**Exercise brief**
Produce a word-for-word copy of the listing below without its pictures.

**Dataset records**
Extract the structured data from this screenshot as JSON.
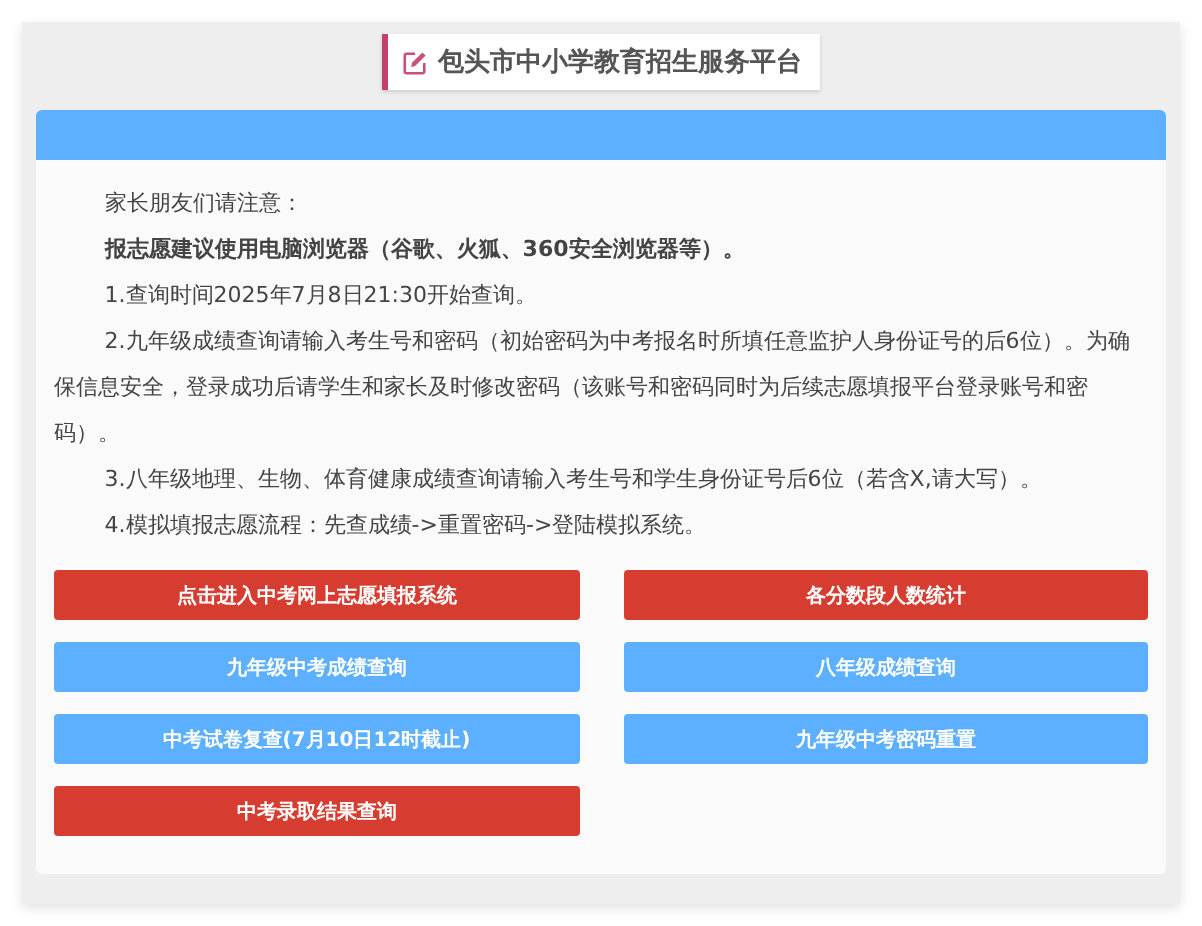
{
  "title": "包头市中小学教育招生服务平台",
  "notice": [
    {
      "text": "家长朋友们请注意：",
      "bold": false
    },
    {
      "text": "报志愿建议使用电脑浏览器（谷歌、火狐、360安全浏览器等）。",
      "bold": true
    },
    {
      "text": "1.查询时间2025年7月8日21:30开始查询。",
      "bold": false
    },
    {
      "text": "2.九年级成绩查询请输入考生号和密码（初始密码为中考报名时所填任意监护人身份证号的后6位）。为确保信息安全，登录成功后请学生和家长及时修改密码（该账号和密码同时为后续志愿填报平台登录账号和密码）。",
      "bold": false
    },
    {
      "text": "3.八年级地理、生物、体育健康成绩查询请输入考生号和学生身份证号后6位（若含X,请大写）。",
      "bold": false
    },
    {
      "text": "4.模拟填报志愿流程：先查成绩->重置密码->登陆模拟系统。",
      "bold": false
    }
  ],
  "buttons": [
    {
      "label": "点击进入中考网上志愿填报系统",
      "kind": "danger"
    },
    {
      "label": "各分数段人数统计",
      "kind": "danger"
    },
    {
      "label": "九年级中考成绩查询",
      "kind": "primary"
    },
    {
      "label": "八年级成绩查询",
      "kind": "primary"
    },
    {
      "label": "中考试卷复查(7月10日12时截止)",
      "kind": "primary"
    },
    {
      "label": "九年级中考密码重置",
      "kind": "primary"
    },
    {
      "label": "中考录取结果查询",
      "kind": "danger"
    }
  ]
}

**Written response**
Extract the structured data from this screenshot as JSON.
{
  "title": "包头市中小学教育招生服务平台",
  "notice": [
    {
      "text": "家长朋友们请注意：",
      "bold": false
    },
    {
      "text": "报志愿建议使用电脑浏览器（谷歌、火狐、360安全浏览器等）。",
      "bold": true
    },
    {
      "text": "1.查询时间2025年7月8日21:30开始查询。",
      "bold": false
    },
    {
      "text": "2.九年级成绩查询请输入考生号和密码（初始密码为中考报名时所填任意监护人身份证号的后6位）。为确保信息安全，登录成功后请学生和家长及时修改密码（该账号和密码同时为后续志愿填报平台登录账号和密码）。",
      "bold": false
    },
    {
      "text": "3.八年级地理、生物、体育健康成绩查询请输入考生号和学生身份证号后6位（若含X,请大写）。",
      "bold": false
    },
    {
      "text": "4.模拟填报志愿流程：先查成绩->重置密码->登陆模拟系统。",
      "bold": false
    }
  ],
  "buttons": [
    {
      "label": "点击进入中考网上志愿填报系统",
      "kind": "danger"
    },
    {
      "label": "各分数段人数统计",
      "kind": "danger"
    },
    {
      "label": "九年级中考成绩查询",
      "kind": "primary"
    },
    {
      "label": "八年级成绩查询",
      "kind": "primary"
    },
    {
      "label": "中考试卷复查(7月10日12时截止)",
      "kind": "primary"
    },
    {
      "label": "九年级中考密码重置",
      "kind": "primary"
    },
    {
      "label": "中考录取结果查询",
      "kind": "danger"
    }
  ]
}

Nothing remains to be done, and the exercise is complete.